━━━━━ EXERCISE INPUT
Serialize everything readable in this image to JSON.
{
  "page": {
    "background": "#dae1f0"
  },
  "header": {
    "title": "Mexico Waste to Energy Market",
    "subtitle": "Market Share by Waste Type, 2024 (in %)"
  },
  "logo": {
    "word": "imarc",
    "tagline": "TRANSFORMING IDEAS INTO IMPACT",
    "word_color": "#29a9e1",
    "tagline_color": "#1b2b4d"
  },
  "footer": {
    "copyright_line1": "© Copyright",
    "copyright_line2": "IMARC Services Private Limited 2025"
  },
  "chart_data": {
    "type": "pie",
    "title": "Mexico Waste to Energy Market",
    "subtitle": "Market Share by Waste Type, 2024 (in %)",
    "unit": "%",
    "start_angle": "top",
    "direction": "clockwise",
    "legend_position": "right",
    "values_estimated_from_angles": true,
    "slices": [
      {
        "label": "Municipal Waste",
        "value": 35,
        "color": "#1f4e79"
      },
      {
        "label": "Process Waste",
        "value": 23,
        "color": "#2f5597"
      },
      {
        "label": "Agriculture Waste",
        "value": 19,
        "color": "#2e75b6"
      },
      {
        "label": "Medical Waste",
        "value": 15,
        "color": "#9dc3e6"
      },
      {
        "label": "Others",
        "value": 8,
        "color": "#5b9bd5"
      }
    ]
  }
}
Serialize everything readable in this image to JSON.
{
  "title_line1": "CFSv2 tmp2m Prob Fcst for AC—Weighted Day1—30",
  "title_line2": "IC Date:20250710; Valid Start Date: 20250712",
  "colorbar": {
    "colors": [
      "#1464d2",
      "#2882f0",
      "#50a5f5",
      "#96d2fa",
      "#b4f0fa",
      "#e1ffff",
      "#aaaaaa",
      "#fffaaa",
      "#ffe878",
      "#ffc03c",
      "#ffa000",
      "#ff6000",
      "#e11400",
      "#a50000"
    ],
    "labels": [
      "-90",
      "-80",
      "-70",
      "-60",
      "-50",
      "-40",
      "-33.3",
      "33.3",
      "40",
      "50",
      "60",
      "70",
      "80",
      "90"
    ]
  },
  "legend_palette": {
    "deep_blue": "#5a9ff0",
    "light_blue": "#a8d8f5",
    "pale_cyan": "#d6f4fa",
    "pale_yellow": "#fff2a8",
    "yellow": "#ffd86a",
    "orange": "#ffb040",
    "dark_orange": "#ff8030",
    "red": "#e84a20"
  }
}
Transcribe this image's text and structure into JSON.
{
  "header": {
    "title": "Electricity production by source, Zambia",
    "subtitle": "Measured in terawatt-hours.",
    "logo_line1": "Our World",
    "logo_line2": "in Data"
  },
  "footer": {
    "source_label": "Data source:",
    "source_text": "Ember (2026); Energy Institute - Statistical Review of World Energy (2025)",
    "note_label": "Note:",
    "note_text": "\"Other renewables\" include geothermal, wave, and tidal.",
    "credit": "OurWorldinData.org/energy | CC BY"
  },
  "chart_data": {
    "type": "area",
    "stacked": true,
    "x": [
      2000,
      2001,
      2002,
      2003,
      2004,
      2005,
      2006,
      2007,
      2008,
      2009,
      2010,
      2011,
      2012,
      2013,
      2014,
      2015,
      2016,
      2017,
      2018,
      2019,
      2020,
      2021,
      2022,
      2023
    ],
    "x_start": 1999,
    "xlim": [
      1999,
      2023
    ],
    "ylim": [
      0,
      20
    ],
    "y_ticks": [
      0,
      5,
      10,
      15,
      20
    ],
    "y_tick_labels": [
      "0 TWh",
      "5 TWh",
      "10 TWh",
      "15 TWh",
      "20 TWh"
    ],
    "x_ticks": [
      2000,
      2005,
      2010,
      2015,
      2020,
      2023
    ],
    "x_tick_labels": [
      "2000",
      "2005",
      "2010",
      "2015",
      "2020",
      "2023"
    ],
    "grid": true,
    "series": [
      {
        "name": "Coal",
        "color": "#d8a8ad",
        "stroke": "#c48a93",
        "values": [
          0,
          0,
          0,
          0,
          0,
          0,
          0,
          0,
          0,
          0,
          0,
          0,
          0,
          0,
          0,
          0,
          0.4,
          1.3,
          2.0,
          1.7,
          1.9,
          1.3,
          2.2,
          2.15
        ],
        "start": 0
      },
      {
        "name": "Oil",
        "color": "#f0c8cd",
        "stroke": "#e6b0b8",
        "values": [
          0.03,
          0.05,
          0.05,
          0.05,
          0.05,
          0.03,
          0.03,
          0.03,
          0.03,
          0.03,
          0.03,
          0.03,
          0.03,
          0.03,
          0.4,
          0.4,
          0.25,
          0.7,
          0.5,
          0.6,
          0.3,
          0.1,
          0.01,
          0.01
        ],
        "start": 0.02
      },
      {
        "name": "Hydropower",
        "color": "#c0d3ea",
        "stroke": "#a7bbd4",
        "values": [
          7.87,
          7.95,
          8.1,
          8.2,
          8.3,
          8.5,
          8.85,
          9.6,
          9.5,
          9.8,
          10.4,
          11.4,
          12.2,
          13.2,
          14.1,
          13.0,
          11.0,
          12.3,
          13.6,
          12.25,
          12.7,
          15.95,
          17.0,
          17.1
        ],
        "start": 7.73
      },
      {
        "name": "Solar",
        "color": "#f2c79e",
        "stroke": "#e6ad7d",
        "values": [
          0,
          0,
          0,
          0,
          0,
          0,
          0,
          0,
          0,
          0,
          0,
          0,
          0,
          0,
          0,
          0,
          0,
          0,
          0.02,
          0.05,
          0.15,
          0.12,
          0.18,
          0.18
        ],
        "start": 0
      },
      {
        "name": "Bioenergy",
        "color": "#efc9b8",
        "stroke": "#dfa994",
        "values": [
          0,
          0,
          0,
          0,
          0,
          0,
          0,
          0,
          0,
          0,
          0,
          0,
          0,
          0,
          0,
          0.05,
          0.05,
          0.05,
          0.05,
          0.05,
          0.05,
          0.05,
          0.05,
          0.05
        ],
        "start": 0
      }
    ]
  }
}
━━━━━━━━━━
SHORT TASK -> Go through the material above and count the lines that contain "stroke"; give that number alone.

RESPONSE -> 5